Recorded data:
....

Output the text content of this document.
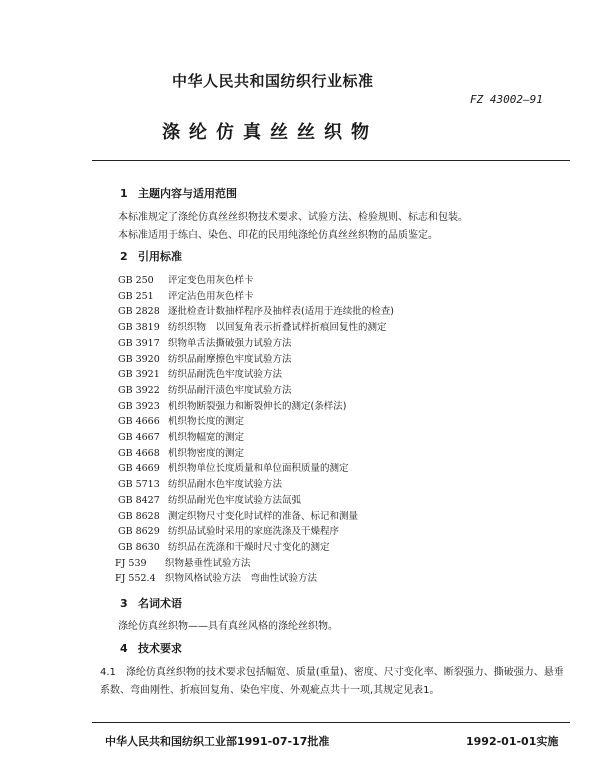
中华人民共和国纺织行业标准
FZ 43002—91
涤纶仿真丝丝织物
1 主题内容与适用范围
本标准规定了涤纶仿真丝丝织物技术要求、试验方法、检验规则、标志和包装。
本标准适用于练白、染色、印花的民用纯涤纶仿真丝丝织物的品质鉴定。
2 引用标准
GB 250 评定变色用灰色样卡
GB 251 评定沾色用灰色样卡
GB 2828 逐批检查计数抽样程序及抽样表(适用于连续批的检查)
GB 3819 纺织织物　以回复角表示折叠试样折痕回复性的测定
GB 3917 织物单舌法撕破强力试验方法
GB 3920 纺织品耐摩擦色牢度试验方法
GB 3921 纺织品耐洗色牢度试验方法
GB 3922 纺织品耐汗渍色牢度试验方法
GB 3923 机织物断裂强力和断裂伸长的测定(条样法)
GB 4666 机织物长度的测定
GB 4667 机织物幅宽的测定
GB 4668 机织物密度的测定
GB 4669 机织物单位长度质量和单位面积质量的测定
GB 5713 纺织品耐水色牢度试验方法
GB 8427 纺织品耐光色牢度试验方法氙弧
GB 8628 测定织物尺寸变化时试样的准备、标记和测量
GB 8629 纺织品试验时采用的家庭洗涤及干燥程序
GB 8630 纺织品在洗涤和干燥时尺寸变化的测定
FJ 539 织物悬垂性试验方法
FJ 552.4 织物风格试验方法　弯曲性试验方法
3 名词术语
涤纶仿真丝织物——具有真丝风格的涤纶丝织物。
4 技术要求
4.1　涤纶仿真丝织物的技术要求包括幅宽、质量(重量)、密度、尺寸变化率、断裂强力、撕破强力、悬垂
系数、弯曲刚性、折痕回复角、染色牢度、外观疵点共十一项,其规定见表1。
中华人民共和国纺织工业部1991-07-17批准	1992-01-01实施
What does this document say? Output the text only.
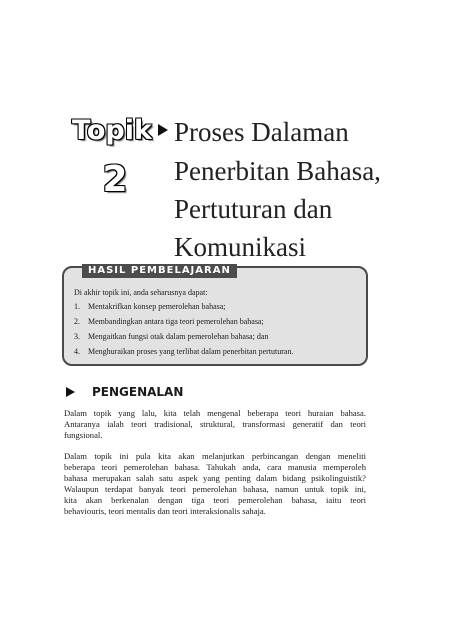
Topik
2
Proses Dalaman
Penerbitan Bahasa,
Pertuturan dan
Komunikasi
HASIL PEMBELAJARAN
Di akhir topik ini, anda seharusnya dapat:
1. Mentakrifkan konsep pemerolehan bahasa;
2. Membandingkan antara tiga teori pemerolehan bahasa;
3. Mengaitkan fungsi otak dalam pemerolehan bahasa; dan
4. Menghuraikan proses yang terlibat dalam penerbitan pertuturan.
PENGENALAN
Dalam topik yang lalu, kita telah mengenal beberapa teori huraian bahasa.
Antaranya ialah teori tradisional, struktural, transformasi generatif dan teori
fungsional.
Dalam topik ini pula kita akan melanjutkan perbincangan dengan meneliti
beberapa teori pemerolehan bahasa. Tahukah anda, cara manusia memperoleh
bahasa merupakan salah satu aspek yang penting dalam bidang psikolinguistik?
Walaupun terdapat banyak teori pemerolehan bahasa, namun untuk topik ini,
kita akan berkenalan dengan tiga teori pemerolehan bahasa, iaitu teori
behaviouris, teori mentalis dan teori interaksionalis sahaja.
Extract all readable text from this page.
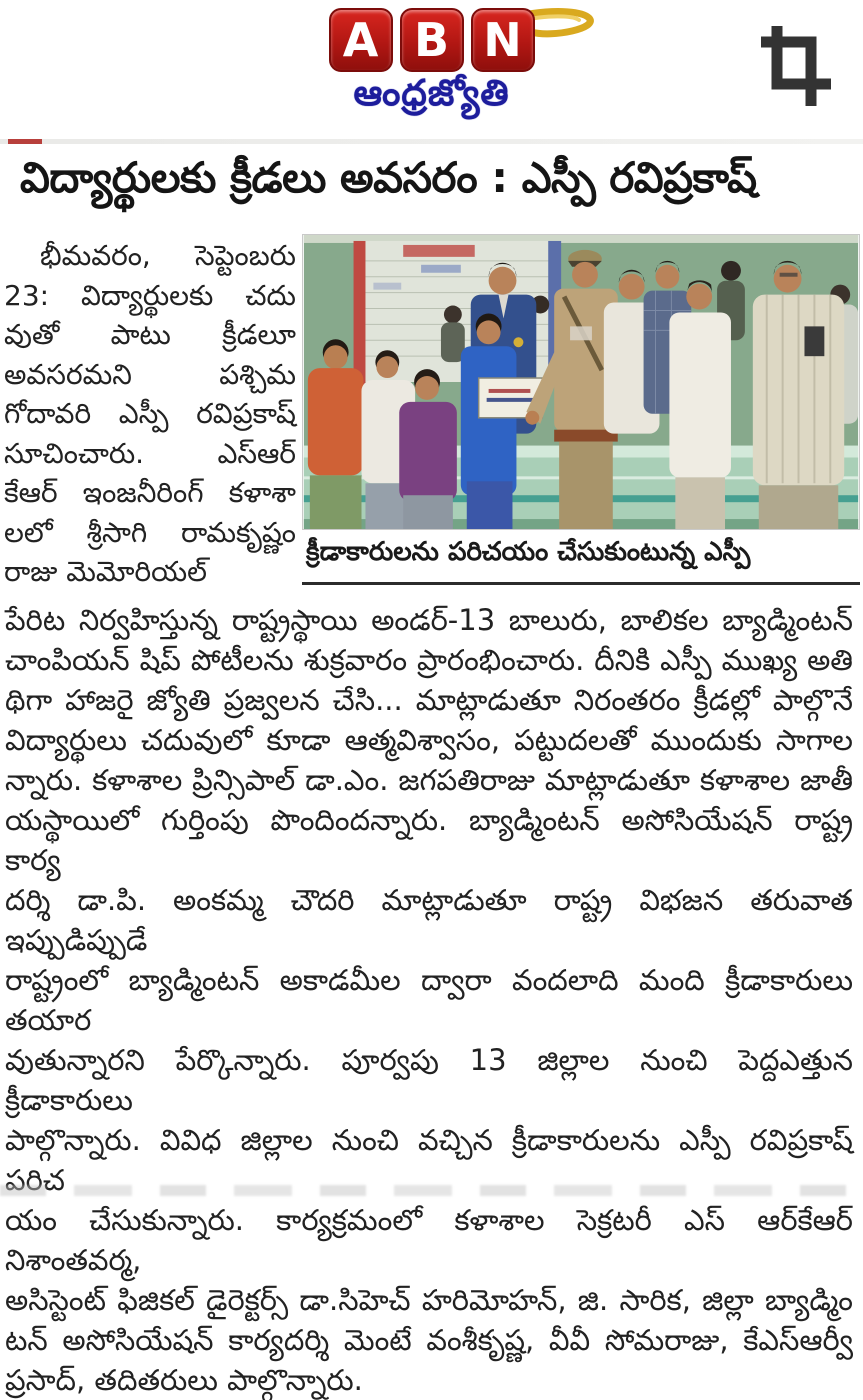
A B N
ఆంధ్రజ్యోతి
విద్యార్థులకు క్రీడలు అవసరం : ఎస్పీ రవిప్రకాష్
భీమవరం, సెప్టెంబరు
23: విద్యార్థులకు చదు
వుతో పాటు క్రీడలూ
అవసరమని పశ్చిమ
గోదావరి ఎస్పీ రవిప్రకాష్
సూచించారు. ఎస్ఆర్
కేఆర్ ఇంజనీరింగ్ కళాశా
లలో శ్రీసాగి రామకృష్ణం
రాజు మెమోరియల్
క్రీడాకారులను పరిచయం చేసుకుంటున్న ఎస్పీ
పేరిట నిర్వహిస్తున్న రాష్ట్రస్థాయి అండర్-13 బాలురు, బాలికల బ్యాడ్మింటన్
చాంపియన్ షిప్ పోటీలను శుక్రవారం ప్రారంభించారు. దీనికి ఎస్పీ ముఖ్య అతి
థిగా హాజరై జ్యోతి ప్రజ్వలన చేసి... మాట్లాడుతూ నిరంతరం క్రీడల్లో పాల్గొనే
విద్యార్థులు చదువులో కూడా ఆత్మవిశ్వాసం, పట్టుదలతో ముందుకు సాగాల
న్నారు. కళాశాల ప్రిన్సిపాల్ డా.ఎం. జగపతిరాజు మాట్లాడుతూ కళాశాల జాతీ
యస్థాయిలో గుర్తింపు పొందిందన్నారు. బ్యాడ్మింటన్ అసోసియేషన్ రాష్ట్ర కార్య
దర్శి డా.పి. అంకమ్మ చౌదరి మాట్లాడుతూ రాష్ట్ర విభజన తరువాత ఇప్పుడిప్పుడే
రాష్ట్రంలో బ్యాడ్మింటన్ అకాడమీల ద్వారా వందలాది మంది క్రీడాకారులు తయార
వుతున్నారని పేర్కొన్నారు. పూర్వపు 13 జిల్లాల నుంచి పెద్దఎత్తున క్రీడాకారులు
పాల్గొన్నారు. వివిధ జిల్లాల నుంచి వచ్చిన క్రీడాకారులను ఎస్పీ రవిప్రకాష్ పరిచ
యం చేసుకున్నారు. కార్యక్రమంలో కళాశాల సెక్రటరీ ఎస్ ఆర్‌కేఆర్ నిశాంతవర్మ,
అసిస్టెంట్ ఫిజికల్ డైరెక్టర్స్ డా.సిహెచ్ హరిమోహన్, జి. సారిక, జిల్లా బ్యాడ్మిం
టన్ అసోసియేషన్ కార్యదర్శి మెంటే వంశీకృష్ణ, వీవీ సోమరాజు, కేఎస్ఆర్వీ
ప్రసాద్, తదితరులు పాల్గొన్నారు.
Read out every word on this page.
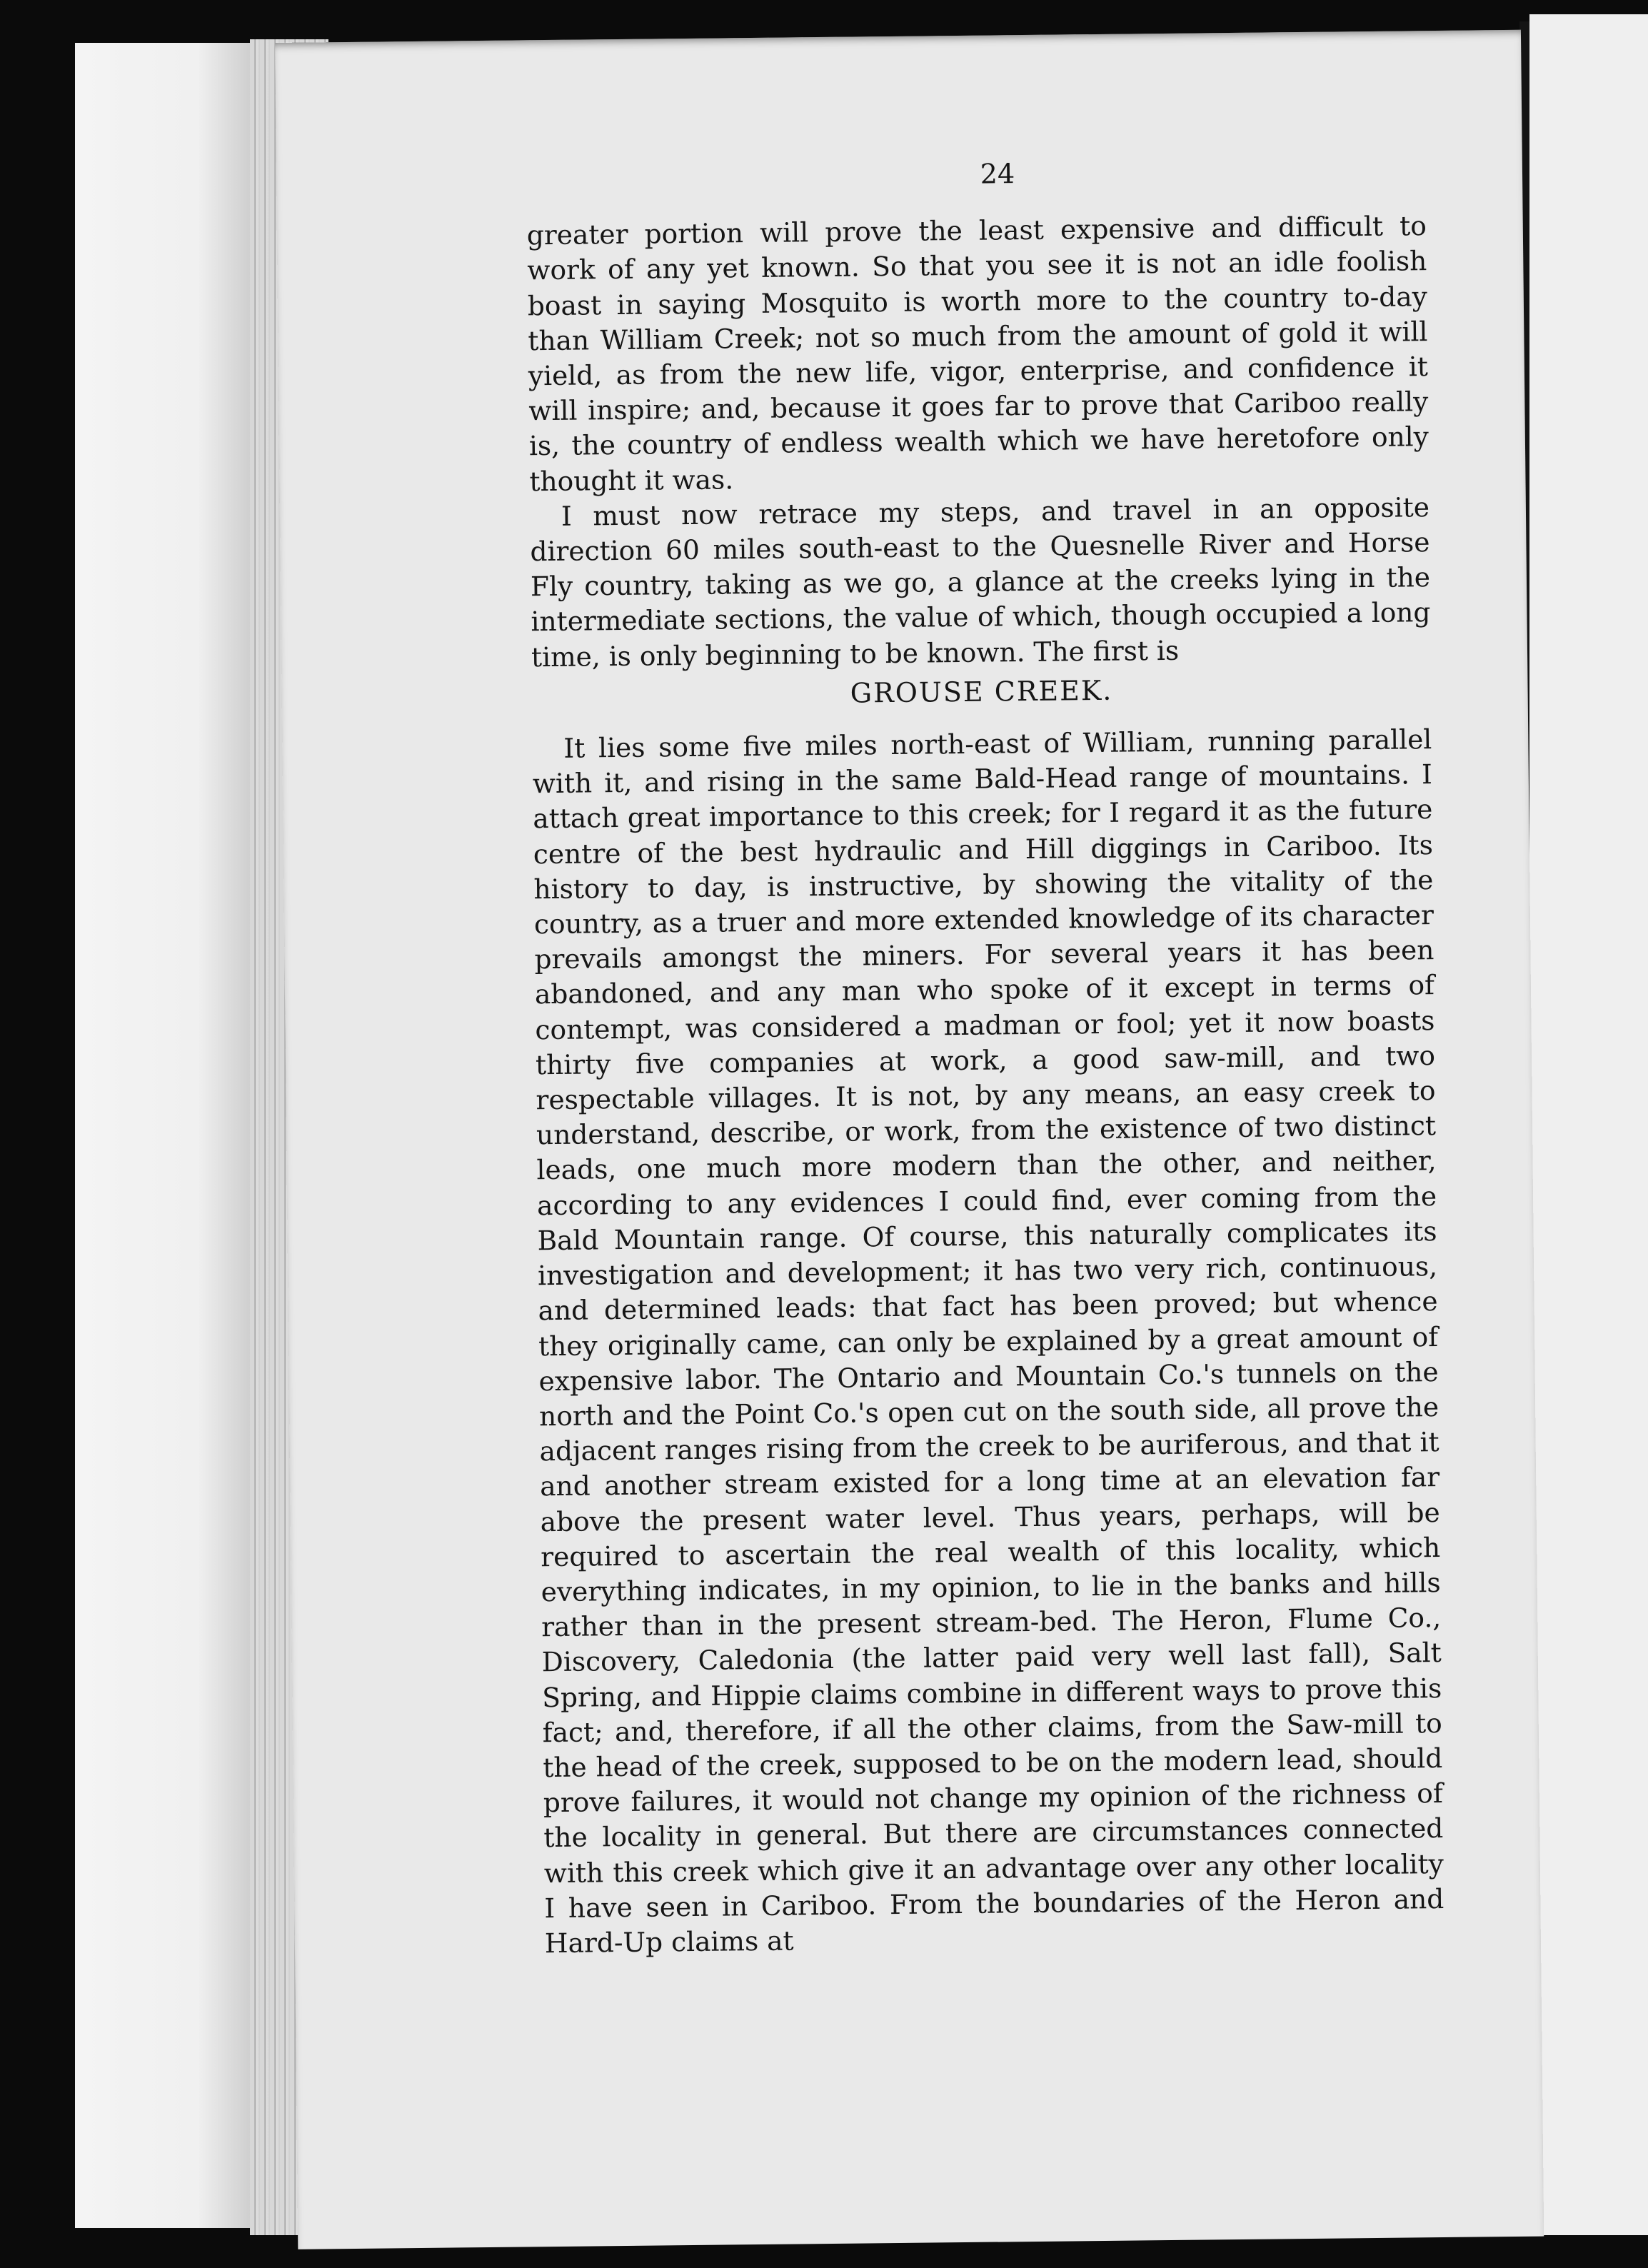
24

greater portion will prove the least expensive and difficult to work of any yet known. So that you see it is not an idle foolish boast in saying Mosquito is worth more to the country to-day than William Creek; not so much from the amount of gold it will yield, as from the new life, vigor, enterprise, and confidence it will inspire; and, because it goes far to prove that Cariboo really is, the country of endless wealth which we have heretofore only thought it was.

I must now retrace my steps, and travel in an opposite direction 60 miles south-east to the Quesnelle River and Horse Fly country, taking as we go, a glance at the creeks lying in the intermediate sections, the value of which, though occupied a long time, is only beginning to be known. The first is

GROUSE CREEK.

It lies some five miles north-east of William, running parallel with it, and rising in the same Bald-Head range of mountains. I attach great importance to this creek; for I regard it as the future centre of the best hydraulic and Hill diggings in Cariboo. Its history to day, is instructive, by showing the vitality of the country, as a truer and more extended knowledge of its character prevails amongst the miners. For several years it has been abandoned, and any man who spoke of it except in terms of contempt, was considered a madman or fool; yet it now boasts thirty five companies at work, a good saw-mill, and two respectable villages. It is not, by any means, an easy creek to understand, describe, or work, from the existence of two distinct leads, one much more modern than the other, and neither, according to any evidences I could find, ever coming from the Bald Mountain range. Of course, this naturally complicates its investigation and development; it has two very rich, continuous, and determined leads: that fact has been proved; but whence they originally came, can only be explained by a great amount of expensive labor. The Ontario and Mountain Co.'s tunnels on the north and the Point Co.'s open cut on the south side, all prove the adjacent ranges rising from the creek to be auriferous, and that it and another stream existed for a long time at an elevation far above the present water level. Thus years, perhaps, will be required to ascertain the real wealth of this locality, which everything indicates, in my opinion, to lie in the banks and hills rather than in the present stream-bed. The Heron, Flume Co., Discovery, Caledonia (the latter paid very well last fall), Salt Spring, and Hippie claims combine in different ways to prove this fact; and, therefore, if all the other claims, from the Saw-mill to the head of the creek, supposed to be on the modern lead, should prove failures, it would not change my opinion of the richness of the locality in general. But there are circumstances connected with this creek which give it an advantage over any other locality I have seen in Cariboo. From the boundaries of the Heron and Hard-Up claims at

....

* _Set exercise_
Collect every line above that contains the word "dengan".

* _Final result_
Dalam topik ini pula kita akan melanjutkan perbincangan dengan meneliti
kita akan berkenalan dengan tiga teori pemerolehan bahasa, iaitu teori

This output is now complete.